_TO BE DONE:_ Here are some records; return them all exactly.

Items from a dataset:
----
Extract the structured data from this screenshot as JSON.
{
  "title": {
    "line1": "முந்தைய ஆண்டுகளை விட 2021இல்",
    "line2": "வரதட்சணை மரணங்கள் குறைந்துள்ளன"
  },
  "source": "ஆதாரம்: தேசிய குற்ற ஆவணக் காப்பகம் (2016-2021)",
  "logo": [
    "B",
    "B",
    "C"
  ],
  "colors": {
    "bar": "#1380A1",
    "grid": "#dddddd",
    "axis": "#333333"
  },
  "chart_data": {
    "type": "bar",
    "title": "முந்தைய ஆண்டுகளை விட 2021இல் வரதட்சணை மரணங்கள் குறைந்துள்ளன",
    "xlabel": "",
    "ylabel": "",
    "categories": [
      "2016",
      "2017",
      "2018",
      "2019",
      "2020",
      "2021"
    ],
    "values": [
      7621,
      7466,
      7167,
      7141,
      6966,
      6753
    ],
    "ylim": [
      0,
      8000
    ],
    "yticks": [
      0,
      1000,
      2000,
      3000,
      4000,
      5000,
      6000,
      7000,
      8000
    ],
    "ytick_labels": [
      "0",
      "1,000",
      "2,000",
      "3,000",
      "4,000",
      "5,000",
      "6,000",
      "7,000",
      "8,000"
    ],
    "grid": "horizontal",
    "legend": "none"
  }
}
----
_SOLVED PROBLEM:_
Extract the structured data from this screenshot as JSON.
{
  "title": {
    "line1": "முந்தைய ஆண்டுகளை விட 2021இல்",
    "line2": "வரதட்சணை மரணங்கள் குறைந்துள்ளன"
  },
  "source": "ஆதாரம்: தேசிய குற்ற ஆவணக் காப்பகம் (2016-2021)",
  "logo": [
    "B",
    "B",
    "C"
  ],
  "colors": {
    "bar": "#1380A1",
    "grid": "#dddddd",
    "axis": "#333333"
  },
  "chart_data": {
    "type": "bar",
    "title": "முந்தைய ஆண்டுகளை விட 2021இல் வரதட்சணை மரணங்கள் குறைந்துள்ளன",
    "xlabel": "",
    "ylabel": "",
    "categories": [
      "2016",
      "2017",
      "2018",
      "2019",
      "2020",
      "2021"
    ],
    "values": [
      7621,
      7466,
      7167,
      7141,
      6966,
      6753
    ],
    "ylim": [
      0,
      8000
    ],
    "yticks": [
      0,
      1000,
      2000,
      3000,
      4000,
      5000,
      6000,
      7000,
      8000
    ],
    "ytick_labels": [
      "0",
      "1,000",
      "2,000",
      "3,000",
      "4,000",
      "5,000",
      "6,000",
      "7,000",
      "8,000"
    ],
    "grid": "horizontal",
    "legend": "none"
  }
}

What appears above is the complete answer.